━━━━━ Data listing ━━━━━
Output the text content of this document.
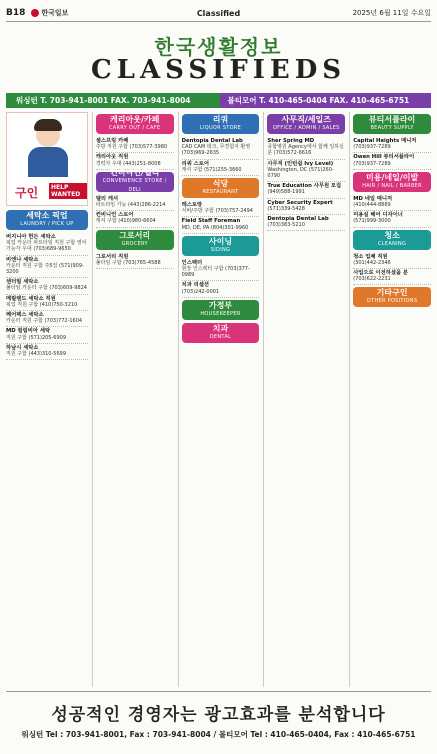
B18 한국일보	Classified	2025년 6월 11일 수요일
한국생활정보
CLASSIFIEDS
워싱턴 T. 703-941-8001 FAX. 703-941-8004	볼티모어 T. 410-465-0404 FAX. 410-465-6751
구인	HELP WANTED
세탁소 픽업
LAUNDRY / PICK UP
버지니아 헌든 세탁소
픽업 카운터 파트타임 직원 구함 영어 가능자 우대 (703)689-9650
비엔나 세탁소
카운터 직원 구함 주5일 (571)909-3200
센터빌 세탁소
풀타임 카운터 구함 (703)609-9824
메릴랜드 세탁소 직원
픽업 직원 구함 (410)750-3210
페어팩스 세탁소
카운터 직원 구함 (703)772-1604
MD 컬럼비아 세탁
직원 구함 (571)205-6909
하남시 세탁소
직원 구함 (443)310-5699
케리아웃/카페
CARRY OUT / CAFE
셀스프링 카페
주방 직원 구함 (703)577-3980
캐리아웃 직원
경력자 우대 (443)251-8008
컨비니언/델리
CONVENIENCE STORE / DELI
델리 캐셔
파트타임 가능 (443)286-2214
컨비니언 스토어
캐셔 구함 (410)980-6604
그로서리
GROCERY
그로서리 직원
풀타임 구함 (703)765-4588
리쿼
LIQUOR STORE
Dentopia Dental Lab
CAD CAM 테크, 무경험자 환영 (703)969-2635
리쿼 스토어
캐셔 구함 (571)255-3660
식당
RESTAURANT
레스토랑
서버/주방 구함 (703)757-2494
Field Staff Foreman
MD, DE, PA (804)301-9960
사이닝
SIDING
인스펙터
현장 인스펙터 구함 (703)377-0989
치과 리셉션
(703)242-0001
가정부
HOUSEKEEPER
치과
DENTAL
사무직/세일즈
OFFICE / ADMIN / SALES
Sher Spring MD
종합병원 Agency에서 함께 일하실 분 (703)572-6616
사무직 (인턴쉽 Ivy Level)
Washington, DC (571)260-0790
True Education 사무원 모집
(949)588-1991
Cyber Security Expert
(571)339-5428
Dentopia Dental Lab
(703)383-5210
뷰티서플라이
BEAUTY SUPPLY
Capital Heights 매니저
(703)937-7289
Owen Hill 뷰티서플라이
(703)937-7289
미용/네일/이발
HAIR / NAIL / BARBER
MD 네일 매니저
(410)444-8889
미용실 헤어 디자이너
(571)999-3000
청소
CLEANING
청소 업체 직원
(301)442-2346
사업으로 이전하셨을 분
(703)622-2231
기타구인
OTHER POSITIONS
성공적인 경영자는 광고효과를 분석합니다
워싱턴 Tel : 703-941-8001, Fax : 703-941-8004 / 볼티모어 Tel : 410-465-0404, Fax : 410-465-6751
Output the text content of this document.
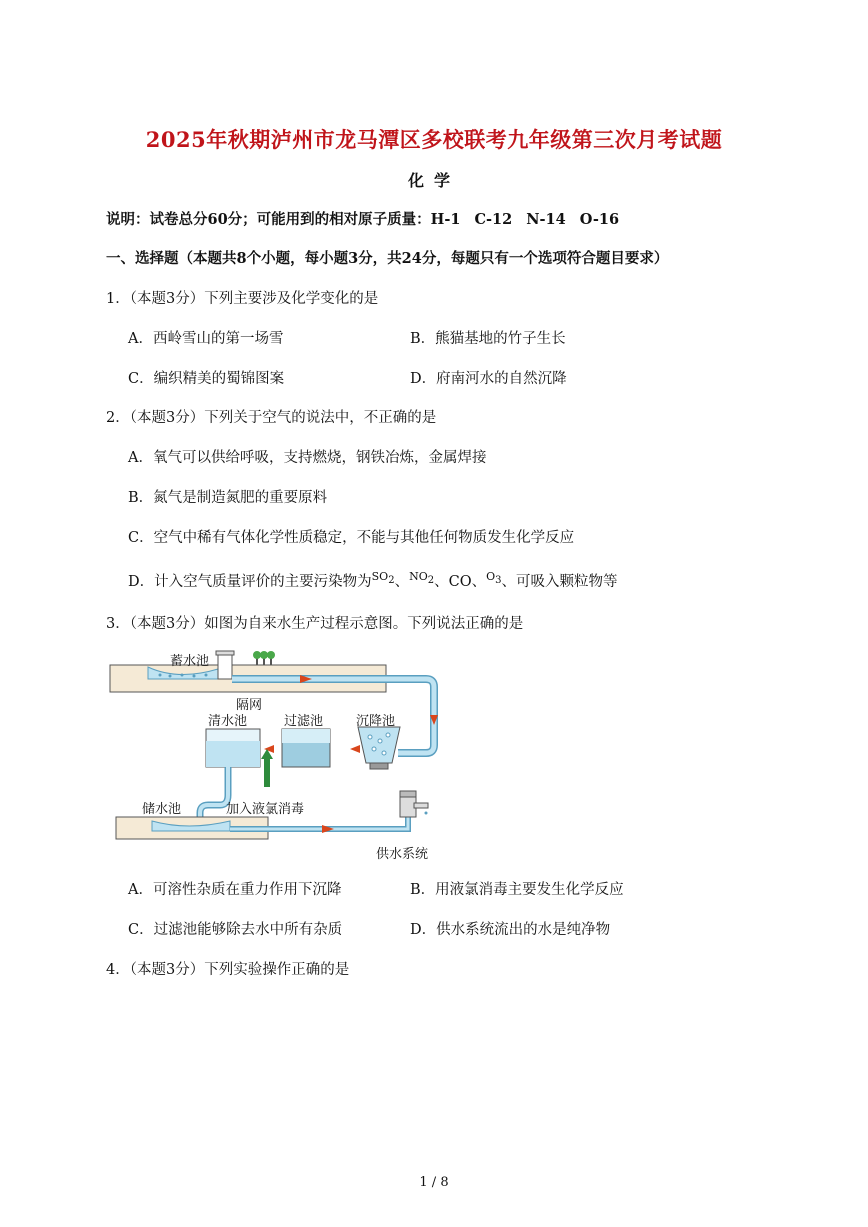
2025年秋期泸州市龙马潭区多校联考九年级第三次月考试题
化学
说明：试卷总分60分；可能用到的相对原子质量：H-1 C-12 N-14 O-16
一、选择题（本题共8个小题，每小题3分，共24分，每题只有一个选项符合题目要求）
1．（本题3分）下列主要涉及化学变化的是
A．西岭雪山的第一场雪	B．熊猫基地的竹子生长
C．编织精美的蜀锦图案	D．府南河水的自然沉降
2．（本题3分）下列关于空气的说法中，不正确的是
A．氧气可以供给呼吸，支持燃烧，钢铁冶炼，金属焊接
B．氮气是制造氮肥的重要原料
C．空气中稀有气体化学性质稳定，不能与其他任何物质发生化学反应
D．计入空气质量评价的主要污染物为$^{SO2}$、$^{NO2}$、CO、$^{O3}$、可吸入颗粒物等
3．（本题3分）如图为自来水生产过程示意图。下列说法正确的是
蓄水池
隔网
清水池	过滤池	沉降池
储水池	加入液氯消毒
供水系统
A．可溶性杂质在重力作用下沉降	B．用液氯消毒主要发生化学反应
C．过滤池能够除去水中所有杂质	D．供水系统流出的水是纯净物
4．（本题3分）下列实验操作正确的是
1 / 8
━━━━━
━━━━━ Data listing ━━━━━
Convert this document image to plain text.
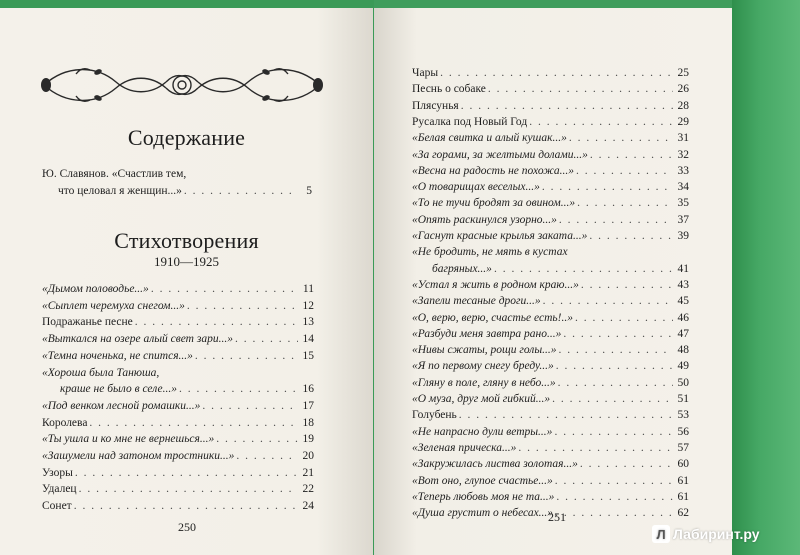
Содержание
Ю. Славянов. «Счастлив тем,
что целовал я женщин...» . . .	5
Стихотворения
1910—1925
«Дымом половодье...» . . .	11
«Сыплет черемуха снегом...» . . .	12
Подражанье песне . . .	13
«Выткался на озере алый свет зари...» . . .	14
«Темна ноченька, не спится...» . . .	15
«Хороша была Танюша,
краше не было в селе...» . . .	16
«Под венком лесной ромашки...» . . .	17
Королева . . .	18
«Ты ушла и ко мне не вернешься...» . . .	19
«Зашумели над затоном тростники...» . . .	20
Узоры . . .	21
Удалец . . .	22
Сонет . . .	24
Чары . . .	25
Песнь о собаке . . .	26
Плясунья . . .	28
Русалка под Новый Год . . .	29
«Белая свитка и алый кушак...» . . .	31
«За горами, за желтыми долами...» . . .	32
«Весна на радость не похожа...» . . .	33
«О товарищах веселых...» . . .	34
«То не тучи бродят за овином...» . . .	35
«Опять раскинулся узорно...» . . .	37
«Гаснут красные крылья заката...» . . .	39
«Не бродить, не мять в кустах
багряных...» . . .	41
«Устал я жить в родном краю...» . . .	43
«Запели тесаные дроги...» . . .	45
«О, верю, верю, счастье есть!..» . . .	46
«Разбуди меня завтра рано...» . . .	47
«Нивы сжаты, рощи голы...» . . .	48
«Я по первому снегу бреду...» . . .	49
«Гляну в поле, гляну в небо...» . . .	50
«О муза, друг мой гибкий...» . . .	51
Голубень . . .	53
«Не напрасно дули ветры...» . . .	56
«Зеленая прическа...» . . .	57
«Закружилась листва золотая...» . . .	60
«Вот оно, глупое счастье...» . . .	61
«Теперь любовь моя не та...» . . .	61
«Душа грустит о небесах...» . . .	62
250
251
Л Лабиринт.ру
━━━━━
-- Directive --
Which lines hold the word "счастье"? Copy every one of them.

-- Completed task --
«О, верю, верю, счастье есть!..» . . .	46
«Вот оно, глупое счастье...» . . .	61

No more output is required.